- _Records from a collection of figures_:
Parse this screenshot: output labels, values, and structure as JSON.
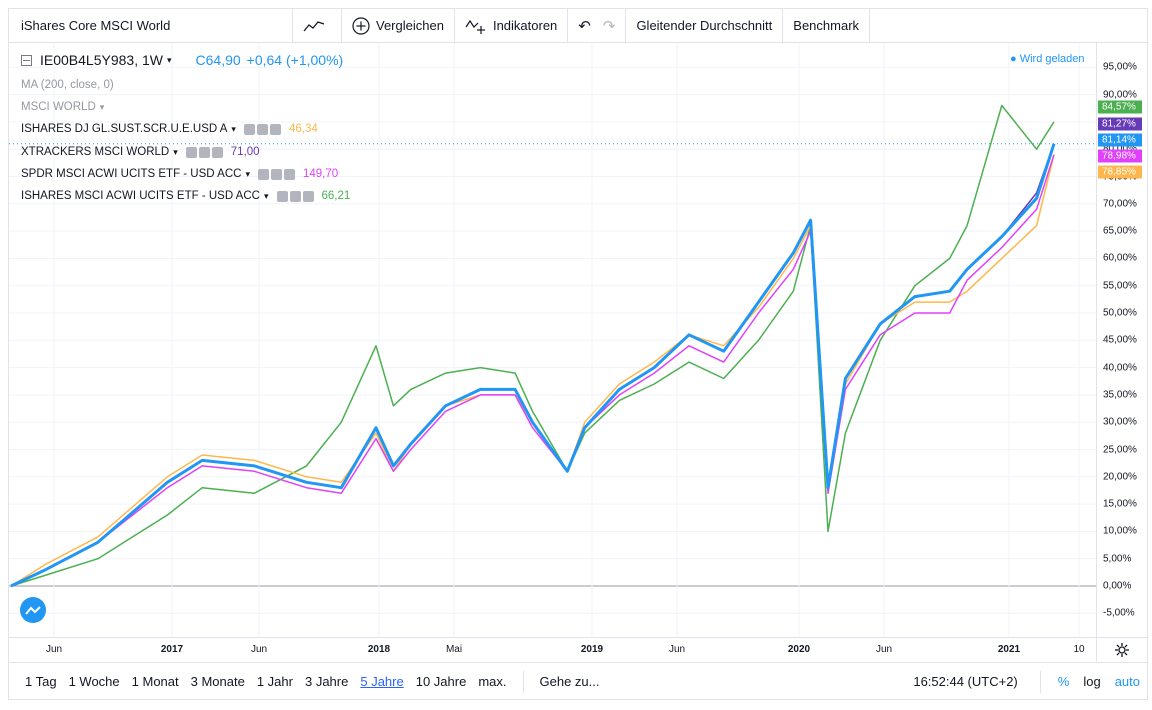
{
  "toolbar": {
    "title": "iShares Core MSCI World",
    "compare": "Vergleichen",
    "indicators": "Indikatoren",
    "moving_average": "Gleitender Durchschnitt",
    "benchmark": "Benchmark"
  },
  "legend": {
    "symbol": "IE00B4L5Y983, 1W",
    "close": "C64,90",
    "change": "+0,64 (+1,00%)",
    "ma": "MA (200, close, 0)",
    "msci_world": "MSCI WORLD",
    "series": [
      {
        "name": "ISHARES DJ GL.SUST.SCR.U.E.USD A",
        "value": "46,34",
        "color": "#ffb74d"
      },
      {
        "name": "XTRACKERS MSCI WORLD",
        "value": "71,00",
        "color": "#673ab7"
      },
      {
        "name": "SPDR MSCI ACWI UCITS ETF - USD ACC",
        "value": "149,70",
        "color": "#e040fb"
      },
      {
        "name": "ISHARES MSCI ACWI UCITS ETF - USD ACC",
        "value": "66,21",
        "color": "#4caf50"
      }
    ],
    "loading": "Wird geladen"
  },
  "price_axis": {
    "ticks": [
      "95,00%",
      "90,00%",
      "85,00%",
      "80,00%",
      "75,00%",
      "70,00%",
      "65,00%",
      "60,00%",
      "55,00%",
      "50,00%",
      "45,00%",
      "40,00%",
      "35,00%",
      "30,00%",
      "25,00%",
      "20,00%",
      "15,00%",
      "10,00%",
      "5,00%",
      "0,00%",
      "-5,00%"
    ],
    "badges": [
      {
        "label": "84,57%",
        "color": "#4caf50"
      },
      {
        "label": "81,27%",
        "color": "#673ab7"
      },
      {
        "label": "81,14%",
        "color": "#2196f3"
      },
      {
        "label": "78,98%",
        "color": "#e040fb"
      },
      {
        "label": "78,85%",
        "color": "#ffb74d"
      }
    ]
  },
  "time_axis": {
    "ticks": [
      {
        "label": "Jun",
        "bold": false
      },
      {
        "label": "2017",
        "bold": true
      },
      {
        "label": "Jun",
        "bold": false
      },
      {
        "label": "2018",
        "bold": true
      },
      {
        "label": "Mai",
        "bold": false
      },
      {
        "label": "2019",
        "bold": true
      },
      {
        "label": "Jun",
        "bold": false
      },
      {
        "label": "2020",
        "bold": true
      },
      {
        "label": "Jun",
        "bold": false
      },
      {
        "label": "2021",
        "bold": true
      },
      {
        "label": "10",
        "bold": false
      }
    ]
  },
  "bottom": {
    "ranges": [
      "1 Tag",
      "1 Woche",
      "1 Monat",
      "3 Monate",
      "1 Jahr",
      "3 Jahre",
      "5 Jahre",
      "10 Jahre",
      "max."
    ],
    "active_range": "5 Jahre",
    "goto": "Gehe zu...",
    "clock": "16:52:44 (UTC+2)",
    "percent": "%",
    "log": "log",
    "auto": "auto"
  },
  "chart_data": {
    "type": "line",
    "yunit": "%",
    "ylim": [
      -10,
      100
    ],
    "x": [
      "2016-04",
      "2016-06",
      "2016-09",
      "2017-01",
      "2017-03",
      "2017-06",
      "2017-09",
      "2017-11",
      "2018-01",
      "2018-02",
      "2018-03",
      "2018-05",
      "2018-07",
      "2018-09",
      "2018-10",
      "2018-12",
      "2019-01",
      "2019-03",
      "2019-05",
      "2019-07",
      "2019-09",
      "2019-11",
      "2020-01",
      "2020-02",
      "2020-03",
      "2020-04",
      "2020-06",
      "2020-08",
      "2020-10",
      "2020-11",
      "2021-01",
      "2021-03",
      "2021-04"
    ],
    "series": [
      {
        "name": "iShares Core MSCI World",
        "color": "#2196f3",
        "values": [
          0,
          3,
          8,
          19,
          23,
          22,
          19,
          18,
          29,
          22,
          26,
          33,
          36,
          36,
          30,
          21,
          29,
          36,
          40,
          46,
          43,
          52,
          61,
          67,
          18,
          38,
          48,
          53,
          54,
          58,
          64,
          71,
          81
        ]
      },
      {
        "name": "ISHARES DJ GL.SUST.SCR.U.E.USD A",
        "color": "#ffb74d",
        "values": [
          0,
          4,
          9,
          20,
          24,
          23,
          20,
          19,
          28,
          21,
          26,
          33,
          35,
          35,
          30,
          21,
          30,
          37,
          41,
          46,
          44,
          51,
          60,
          66,
          19,
          37,
          48,
          52,
          52,
          54,
          60,
          66,
          79
        ]
      },
      {
        "name": "XTRACKERS MSCI WORLD",
        "color": "#673ab7",
        "values": [
          0,
          3,
          8,
          19,
          23,
          22,
          19,
          18,
          29,
          22,
          26,
          33,
          36,
          36,
          30,
          21,
          29,
          36,
          40,
          46,
          43,
          52,
          61,
          67,
          18,
          38,
          48,
          53,
          54,
          58,
          64,
          72,
          81
        ]
      },
      {
        "name": "SPDR MSCI ACWI UCITS ETF - USD ACC",
        "color": "#e040fb",
        "values": [
          0,
          3,
          8,
          18,
          22,
          21,
          18,
          17,
          27,
          21,
          25,
          32,
          35,
          35,
          29,
          21,
          29,
          35,
          39,
          44,
          41,
          50,
          58,
          65,
          17,
          36,
          46,
          50,
          50,
          56,
          62,
          69,
          79
        ]
      },
      {
        "name": "ISHARES MSCI ACWI UCITS ETF - USD ACC",
        "color": "#4caf50",
        "values": [
          0,
          2,
          5,
          13,
          18,
          17,
          22,
          30,
          44,
          33,
          36,
          39,
          40,
          39,
          32,
          21,
          28,
          34,
          37,
          41,
          38,
          45,
          54,
          66,
          10,
          28,
          45,
          55,
          60,
          66,
          88,
          80,
          85
        ]
      }
    ]
  }
}
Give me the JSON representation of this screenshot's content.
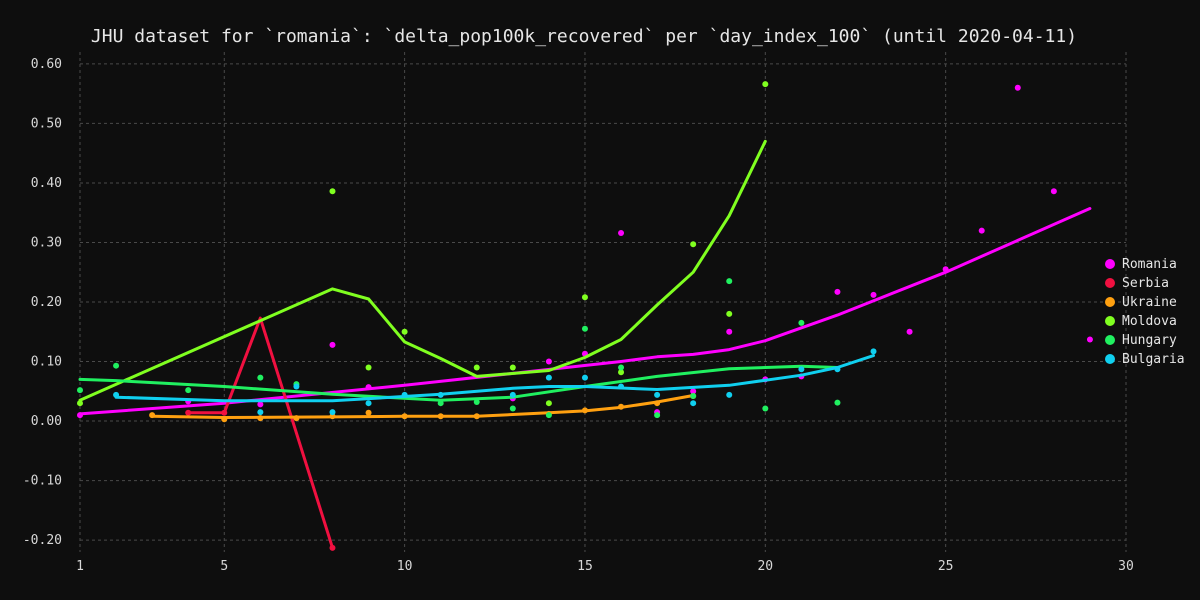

- _EXERCISE INSTRUCTIONS_:
The records above should be reproduced exactly, with no pictures included.

- _ANSWER IN FULL_:
Parse this screenshot: output labels, values, and structure as JSON.
{
  "toolbar": {
    "title": "iShares Core MSCI World",
    "compare": "Vergleichen",
    "indicators": "Indikatoren",
    "moving_average": "Gleitender Durchschnitt",
    "benchmark": "Benchmark"
  },
  "legend": {
    "symbol": "IE00B4L5Y983, 1W",
    "close": "C64,90",
    "change": "+0,64 (+1,00%)",
    "ma": "MA (200, close, 0)",
    "msci_world": "MSCI WORLD",
    "series": [
      {
        "name": "ISHARES DJ GL.SUST.SCR.U.E.USD A",
        "value": "46,34",
        "color": "#ffb74d"
      },
      {
        "name": "XTRACKERS MSCI WORLD",
        "value": "71,00",
        "color": "#673ab7"
      },
      {
        "name": "SPDR MSCI ACWI UCITS ETF - USD ACC",
        "value": "149,70",
        "color": "#e040fb"
      },
      {
        "name": "ISHARES MSCI ACWI UCITS ETF - USD ACC",
        "value": "66,21",
        "color": "#4caf50"
      }
    ],
    "loading": "Wird geladen"
  },
  "price_axis": {
    "ticks": [
      "95,00%",
      "90,00%",
      "85,00%",
      "80,00%",
      "75,00%",
      "70,00%",
      "65,00%",
      "60,00%",
      "55,00%",
      "50,00%",
      "45,00%",
      "40,00%",
      "35,00%",
      "30,00%",
      "25,00%",
      "20,00%",
      "15,00%",
      "10,00%",
      "5,00%",
      "0,00%",
      "-5,00%"
    ],
    "badges": [
      {
        "label": "84,57%",
        "color": "#4caf50"
      },
      {
        "label": "81,27%",
        "color": "#673ab7"
      },
      {
        "label": "81,14%",
        "color": "#2196f3"
      },
      {
        "label": "78,98%",
        "color": "#e040fb"
      },
      {
        "label": "78,85%",
        "color": "#ffb74d"
      }
    ]
  },
  "time_axis": {
    "ticks": [
      {
        "label": "Jun",
        "bold": false
      },
      {
        "label": "2017",
        "bold": true
      },
      {
        "label": "Jun",
        "bold": false
      },
      {
        "label": "2018",
        "bold": true
      },
      {
        "label": "Mai",
        "bold": false
      },
      {
        "label": "2019",
        "bold": true
      },
      {
        "label": "Jun",
        "bold": false
      },
      {
        "label": "2020",
        "bold": true
      },
      {
        "label": "Jun",
        "bold": false
      },
      {
        "label": "2021",
        "bold": true
      },
      {
        "label": "10",
        "bold": false
      }
    ]
  },
  "bottom": {
    "ranges": [
      "1 Tag",
      "1 Woche",
      "1 Monat",
      "3 Monate",
      "1 Jahr",
      "3 Jahre",
      "5 Jahre",
      "10 Jahre",
      "max."
    ],
    "active_range": "5 Jahre",
    "goto": "Gehe zu...",
    "clock": "16:52:44 (UTC+2)",
    "percent": "%",
    "log": "log",
    "auto": "auto"
  },
  "chart_data": {
    "type": "line",
    "yunit": "%",
    "ylim": [
      -10,
      100
    ],
    "x": [
      "2016-04",
      "2016-06",
      "2016-09",
      "2017-01",
      "2017-03",
      "2017-06",
      "2017-09",
      "2017-11",
      "2018-01",
      "2018-02",
      "2018-03",
      "2018-05",
      "2018-07",
      "2018-09",
      "2018-10",
      "2018-12",
      "2019-01",
      "2019-03",
      "2019-05",
      "2019-07",
      "2019-09",
      "2019-11",
      "2020-01",
      "2020-02",
      "2020-03",
      "2020-04",
      "2020-06",
      "2020-08",
      "2020-10",
      "2020-11",
      "2021-01",
      "2021-03",
      "2021-04"
    ],
    "series": [
      {
        "name": "iShares Core MSCI World",
        "color": "#2196f3",
        "values": [
          0,
          3,
          8,
          19,
          23,
          22,
          19,
          18,
          29,
          22,
          26,
          33,
          36,
          36,
          30,
          21,
          29,
          36,
          40,
          46,
          43,
          52,
          61,
          67,
          18,
          38,
          48,
          53,
          54,
          58,
          64,
          71,
          81
        ]
      },
      {
        "name": "ISHARES DJ GL.SUST.SCR.U.E.USD A",
        "color": "#ffb74d",
        "values": [
          0,
          4,
          9,
          20,
          24,
          23,
          20,
          19,
          28,
          21,
          26,
          33,
          35,
          35,
          30,
          21,
          30,
          37,
          41,
          46,
          44,
          51,
          60,
          66,
          19,
          37,
          48,
          52,
          52,
          54,
          60,
          66,
          79
        ]
      },
      {
        "name": "XTRACKERS MSCI WORLD",
        "color": "#673ab7",
        "values": [
          0,
          3,
          8,
          19,
          23,
          22,
          19,
          18,
          29,
          22,
          26,
          33,
          36,
          36,
          30,
          21,
          29,
          36,
          40,
          46,
          43,
          52,
          61,
          67,
          18,
          38,
          48,
          53,
          54,
          58,
          64,
          72,
          81
        ]
      },
      {
        "name": "SPDR MSCI ACWI UCITS ETF - USD ACC",
        "color": "#e040fb",
        "values": [
          0,
          3,
          8,
          18,
          22,
          21,
          18,
          17,
          27,
          21,
          25,
          32,
          35,
          35,
          29,
          21,
          29,
          35,
          39,
          44,
          41,
          50,
          58,
          65,
          17,
          36,
          46,
          50,
          50,
          56,
          62,
          69,
          79
        ]
      },
      {
        "name": "ISHARES MSCI ACWI UCITS ETF - USD ACC",
        "color": "#4caf50",
        "values": [
          0,
          2,
          5,
          13,
          18,
          17,
          22,
          30,
          44,
          33,
          36,
          39,
          40,
          39,
          32,
          21,
          28,
          34,
          37,
          41,
          38,
          45,
          54,
          66,
          10,
          28,
          45,
          55,
          60,
          66,
          88,
          80,
          85
        ]
      }
    ]
  }
}
Give me the JSON representation of this screenshot's content.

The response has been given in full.